++++ Provided data ++++
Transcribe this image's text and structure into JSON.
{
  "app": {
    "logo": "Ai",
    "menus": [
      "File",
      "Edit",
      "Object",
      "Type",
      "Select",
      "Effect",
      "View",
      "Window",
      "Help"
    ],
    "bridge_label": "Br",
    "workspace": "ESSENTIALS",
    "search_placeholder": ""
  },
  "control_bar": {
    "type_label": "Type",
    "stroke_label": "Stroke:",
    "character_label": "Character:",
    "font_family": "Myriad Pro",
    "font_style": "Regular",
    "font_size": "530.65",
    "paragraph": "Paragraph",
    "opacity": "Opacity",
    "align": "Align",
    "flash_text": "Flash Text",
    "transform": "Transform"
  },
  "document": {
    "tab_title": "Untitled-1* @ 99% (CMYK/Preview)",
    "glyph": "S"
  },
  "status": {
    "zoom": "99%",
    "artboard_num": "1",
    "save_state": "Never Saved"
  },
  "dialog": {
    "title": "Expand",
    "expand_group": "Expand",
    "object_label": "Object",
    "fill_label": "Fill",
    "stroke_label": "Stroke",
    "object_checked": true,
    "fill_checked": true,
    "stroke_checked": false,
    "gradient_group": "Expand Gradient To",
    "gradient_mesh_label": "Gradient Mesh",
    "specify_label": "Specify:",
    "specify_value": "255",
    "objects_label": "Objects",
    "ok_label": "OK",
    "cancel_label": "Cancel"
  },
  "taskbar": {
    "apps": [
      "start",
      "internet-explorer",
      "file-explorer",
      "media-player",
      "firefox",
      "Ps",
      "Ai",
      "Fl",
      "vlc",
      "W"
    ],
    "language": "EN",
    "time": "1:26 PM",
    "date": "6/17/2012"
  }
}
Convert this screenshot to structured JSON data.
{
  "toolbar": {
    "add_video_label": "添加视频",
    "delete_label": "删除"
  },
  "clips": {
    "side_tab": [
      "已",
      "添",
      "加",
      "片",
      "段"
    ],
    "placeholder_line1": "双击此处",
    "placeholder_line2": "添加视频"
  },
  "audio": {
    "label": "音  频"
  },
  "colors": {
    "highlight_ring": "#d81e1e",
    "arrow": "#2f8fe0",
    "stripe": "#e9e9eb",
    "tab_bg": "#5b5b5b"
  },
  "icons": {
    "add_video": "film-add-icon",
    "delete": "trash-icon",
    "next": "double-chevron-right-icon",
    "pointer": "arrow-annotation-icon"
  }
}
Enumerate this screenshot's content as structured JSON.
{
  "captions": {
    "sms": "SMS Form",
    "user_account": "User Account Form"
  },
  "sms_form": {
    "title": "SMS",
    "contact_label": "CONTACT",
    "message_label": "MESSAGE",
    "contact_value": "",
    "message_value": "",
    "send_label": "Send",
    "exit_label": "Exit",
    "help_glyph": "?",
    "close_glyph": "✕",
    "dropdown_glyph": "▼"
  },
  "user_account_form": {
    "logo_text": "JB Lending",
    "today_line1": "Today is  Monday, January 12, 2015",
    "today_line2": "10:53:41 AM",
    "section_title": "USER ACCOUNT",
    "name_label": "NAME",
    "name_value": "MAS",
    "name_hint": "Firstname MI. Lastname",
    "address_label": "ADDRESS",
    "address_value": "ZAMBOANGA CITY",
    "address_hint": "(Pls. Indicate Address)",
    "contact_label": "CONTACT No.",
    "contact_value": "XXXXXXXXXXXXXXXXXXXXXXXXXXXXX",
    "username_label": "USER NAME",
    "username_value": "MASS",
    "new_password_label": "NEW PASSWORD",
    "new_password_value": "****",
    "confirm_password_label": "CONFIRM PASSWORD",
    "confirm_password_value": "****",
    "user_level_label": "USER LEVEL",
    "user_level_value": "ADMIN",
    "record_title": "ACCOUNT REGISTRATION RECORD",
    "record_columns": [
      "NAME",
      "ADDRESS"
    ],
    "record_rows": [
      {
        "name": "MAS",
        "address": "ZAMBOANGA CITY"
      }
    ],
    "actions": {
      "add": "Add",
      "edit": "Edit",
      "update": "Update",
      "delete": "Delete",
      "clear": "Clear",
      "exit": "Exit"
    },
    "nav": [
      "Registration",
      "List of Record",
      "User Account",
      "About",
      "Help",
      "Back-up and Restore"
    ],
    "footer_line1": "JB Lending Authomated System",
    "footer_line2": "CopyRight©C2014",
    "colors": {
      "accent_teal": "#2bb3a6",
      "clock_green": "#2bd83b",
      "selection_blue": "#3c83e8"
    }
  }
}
++++
▶ To be done:
Gather all the lines that include the word "Lending" and copy them out.

▶ Final answer:
    "logo_text": "JB Lending",
    "footer_line1": "JB Lending Authomated System",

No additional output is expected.